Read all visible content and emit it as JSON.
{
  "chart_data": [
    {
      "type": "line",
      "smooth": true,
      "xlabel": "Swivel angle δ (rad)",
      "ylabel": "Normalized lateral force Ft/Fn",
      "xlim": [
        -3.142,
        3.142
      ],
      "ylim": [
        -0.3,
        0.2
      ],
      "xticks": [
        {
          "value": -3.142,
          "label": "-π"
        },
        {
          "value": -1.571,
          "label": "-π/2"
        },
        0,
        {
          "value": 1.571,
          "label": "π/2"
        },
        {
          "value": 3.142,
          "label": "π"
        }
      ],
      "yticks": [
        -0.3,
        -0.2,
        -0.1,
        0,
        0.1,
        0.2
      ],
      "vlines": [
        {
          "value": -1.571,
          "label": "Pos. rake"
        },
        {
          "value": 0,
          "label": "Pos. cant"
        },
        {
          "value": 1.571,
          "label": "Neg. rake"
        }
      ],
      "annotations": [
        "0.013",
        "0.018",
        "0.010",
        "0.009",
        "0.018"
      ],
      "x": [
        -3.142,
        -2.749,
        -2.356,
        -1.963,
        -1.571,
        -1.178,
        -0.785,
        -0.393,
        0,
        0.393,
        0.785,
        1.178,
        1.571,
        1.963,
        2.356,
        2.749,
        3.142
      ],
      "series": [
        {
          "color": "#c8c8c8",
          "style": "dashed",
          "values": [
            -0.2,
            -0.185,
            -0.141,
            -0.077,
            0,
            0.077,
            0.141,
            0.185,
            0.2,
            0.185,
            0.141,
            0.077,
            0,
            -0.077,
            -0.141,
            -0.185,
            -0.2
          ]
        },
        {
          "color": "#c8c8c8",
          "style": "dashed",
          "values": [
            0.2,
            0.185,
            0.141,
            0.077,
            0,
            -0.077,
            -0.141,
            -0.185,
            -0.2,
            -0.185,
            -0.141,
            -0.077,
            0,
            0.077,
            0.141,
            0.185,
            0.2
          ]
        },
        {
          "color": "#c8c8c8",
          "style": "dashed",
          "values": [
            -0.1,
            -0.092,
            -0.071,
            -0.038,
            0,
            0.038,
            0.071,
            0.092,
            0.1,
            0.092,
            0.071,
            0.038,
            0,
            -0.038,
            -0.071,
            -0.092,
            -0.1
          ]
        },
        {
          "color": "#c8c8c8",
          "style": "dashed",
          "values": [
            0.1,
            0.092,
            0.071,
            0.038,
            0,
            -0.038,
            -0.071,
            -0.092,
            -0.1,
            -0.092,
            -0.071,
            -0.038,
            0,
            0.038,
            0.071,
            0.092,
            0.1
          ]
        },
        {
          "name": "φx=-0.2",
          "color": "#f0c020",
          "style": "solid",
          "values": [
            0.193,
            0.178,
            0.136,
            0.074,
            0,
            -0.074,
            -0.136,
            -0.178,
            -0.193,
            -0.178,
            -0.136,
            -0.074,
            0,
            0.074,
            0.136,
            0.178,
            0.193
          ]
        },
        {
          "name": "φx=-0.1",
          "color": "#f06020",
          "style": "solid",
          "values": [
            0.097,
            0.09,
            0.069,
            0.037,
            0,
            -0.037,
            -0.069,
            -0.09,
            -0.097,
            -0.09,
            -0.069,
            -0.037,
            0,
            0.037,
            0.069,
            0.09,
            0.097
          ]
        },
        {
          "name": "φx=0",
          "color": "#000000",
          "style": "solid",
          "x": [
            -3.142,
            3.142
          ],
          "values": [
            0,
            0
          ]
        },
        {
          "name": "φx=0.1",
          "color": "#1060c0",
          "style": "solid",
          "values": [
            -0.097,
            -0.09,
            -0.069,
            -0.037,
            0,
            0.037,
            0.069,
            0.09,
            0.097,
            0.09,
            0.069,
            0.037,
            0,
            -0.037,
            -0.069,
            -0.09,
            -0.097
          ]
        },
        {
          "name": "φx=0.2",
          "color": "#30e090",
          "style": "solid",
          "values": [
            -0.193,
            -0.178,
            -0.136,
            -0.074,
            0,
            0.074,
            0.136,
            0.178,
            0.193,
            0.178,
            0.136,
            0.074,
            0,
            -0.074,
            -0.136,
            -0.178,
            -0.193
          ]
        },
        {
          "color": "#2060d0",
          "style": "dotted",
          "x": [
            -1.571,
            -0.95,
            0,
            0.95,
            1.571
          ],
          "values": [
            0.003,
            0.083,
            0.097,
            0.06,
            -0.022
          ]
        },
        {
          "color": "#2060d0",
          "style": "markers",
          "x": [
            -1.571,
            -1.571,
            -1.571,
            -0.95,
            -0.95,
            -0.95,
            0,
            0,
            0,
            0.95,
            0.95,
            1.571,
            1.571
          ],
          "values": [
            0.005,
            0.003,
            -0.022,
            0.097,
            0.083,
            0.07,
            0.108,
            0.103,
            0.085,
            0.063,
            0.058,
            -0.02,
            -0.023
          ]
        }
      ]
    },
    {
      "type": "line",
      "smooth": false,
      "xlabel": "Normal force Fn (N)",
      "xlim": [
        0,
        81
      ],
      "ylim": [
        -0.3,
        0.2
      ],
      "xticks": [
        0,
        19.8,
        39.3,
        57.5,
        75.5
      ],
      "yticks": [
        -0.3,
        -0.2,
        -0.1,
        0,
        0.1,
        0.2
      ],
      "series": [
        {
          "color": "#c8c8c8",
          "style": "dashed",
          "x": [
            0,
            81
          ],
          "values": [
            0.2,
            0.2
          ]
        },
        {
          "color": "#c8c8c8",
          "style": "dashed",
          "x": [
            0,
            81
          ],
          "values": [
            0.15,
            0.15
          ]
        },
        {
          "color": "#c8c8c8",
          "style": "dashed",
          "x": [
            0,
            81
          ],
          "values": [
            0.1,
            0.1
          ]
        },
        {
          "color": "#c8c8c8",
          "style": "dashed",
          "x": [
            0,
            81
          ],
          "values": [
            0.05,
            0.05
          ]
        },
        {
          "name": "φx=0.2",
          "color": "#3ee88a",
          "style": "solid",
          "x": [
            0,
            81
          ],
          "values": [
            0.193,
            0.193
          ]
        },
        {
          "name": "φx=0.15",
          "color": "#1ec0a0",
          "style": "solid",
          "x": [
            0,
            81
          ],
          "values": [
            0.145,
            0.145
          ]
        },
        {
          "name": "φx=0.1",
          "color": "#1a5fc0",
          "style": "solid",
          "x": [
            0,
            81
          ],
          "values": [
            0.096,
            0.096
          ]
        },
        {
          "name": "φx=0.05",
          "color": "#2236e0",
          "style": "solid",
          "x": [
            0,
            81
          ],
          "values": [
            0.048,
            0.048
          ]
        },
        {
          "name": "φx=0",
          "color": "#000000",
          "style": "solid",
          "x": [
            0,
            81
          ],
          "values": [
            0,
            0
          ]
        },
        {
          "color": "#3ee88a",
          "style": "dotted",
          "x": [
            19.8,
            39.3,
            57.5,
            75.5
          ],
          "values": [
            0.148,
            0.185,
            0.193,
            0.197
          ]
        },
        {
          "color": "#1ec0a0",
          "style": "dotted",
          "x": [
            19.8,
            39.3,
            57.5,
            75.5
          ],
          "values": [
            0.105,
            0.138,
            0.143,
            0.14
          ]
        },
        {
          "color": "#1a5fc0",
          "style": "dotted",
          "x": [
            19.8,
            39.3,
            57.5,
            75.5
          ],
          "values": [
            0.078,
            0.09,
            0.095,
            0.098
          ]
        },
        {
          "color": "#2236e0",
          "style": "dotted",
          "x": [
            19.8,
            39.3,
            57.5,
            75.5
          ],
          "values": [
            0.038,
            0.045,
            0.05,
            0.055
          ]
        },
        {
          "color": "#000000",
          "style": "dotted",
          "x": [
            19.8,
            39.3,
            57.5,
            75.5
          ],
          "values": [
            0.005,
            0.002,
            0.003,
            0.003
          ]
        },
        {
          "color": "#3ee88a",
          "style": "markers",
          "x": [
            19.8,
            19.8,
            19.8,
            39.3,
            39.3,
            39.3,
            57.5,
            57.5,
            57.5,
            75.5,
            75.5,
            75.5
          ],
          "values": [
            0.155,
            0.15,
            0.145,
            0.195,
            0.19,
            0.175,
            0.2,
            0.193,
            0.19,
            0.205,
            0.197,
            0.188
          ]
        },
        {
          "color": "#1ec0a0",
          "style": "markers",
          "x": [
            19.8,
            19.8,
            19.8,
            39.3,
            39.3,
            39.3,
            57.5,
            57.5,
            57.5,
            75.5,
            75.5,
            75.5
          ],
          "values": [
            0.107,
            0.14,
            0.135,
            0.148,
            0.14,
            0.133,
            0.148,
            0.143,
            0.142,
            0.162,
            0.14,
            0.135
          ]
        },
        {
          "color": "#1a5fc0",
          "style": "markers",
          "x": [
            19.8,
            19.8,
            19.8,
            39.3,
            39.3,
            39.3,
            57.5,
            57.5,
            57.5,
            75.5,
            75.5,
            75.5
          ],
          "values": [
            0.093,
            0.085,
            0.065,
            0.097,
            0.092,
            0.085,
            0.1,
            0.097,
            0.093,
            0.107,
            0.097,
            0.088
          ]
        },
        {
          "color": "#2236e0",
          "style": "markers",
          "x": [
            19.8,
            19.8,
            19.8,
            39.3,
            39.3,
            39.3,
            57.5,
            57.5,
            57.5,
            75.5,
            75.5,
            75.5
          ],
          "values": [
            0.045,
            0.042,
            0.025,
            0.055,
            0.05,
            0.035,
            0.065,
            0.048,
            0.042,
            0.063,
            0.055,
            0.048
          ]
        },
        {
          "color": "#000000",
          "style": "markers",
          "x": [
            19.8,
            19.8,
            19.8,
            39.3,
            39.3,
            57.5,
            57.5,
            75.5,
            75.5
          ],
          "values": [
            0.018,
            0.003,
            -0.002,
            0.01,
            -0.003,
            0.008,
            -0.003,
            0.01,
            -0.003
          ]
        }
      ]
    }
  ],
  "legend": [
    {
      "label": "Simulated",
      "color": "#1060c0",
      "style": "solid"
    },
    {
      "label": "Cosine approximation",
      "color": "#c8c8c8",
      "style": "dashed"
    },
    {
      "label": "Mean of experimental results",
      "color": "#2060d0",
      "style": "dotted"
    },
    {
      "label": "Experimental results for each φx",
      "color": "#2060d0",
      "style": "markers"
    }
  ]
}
.....
Collect the complete line wherever the string "results" appears in the records.

→ Task answer:
      "label": "Mean of experimental results",
      "label": "Experimental results for each φx",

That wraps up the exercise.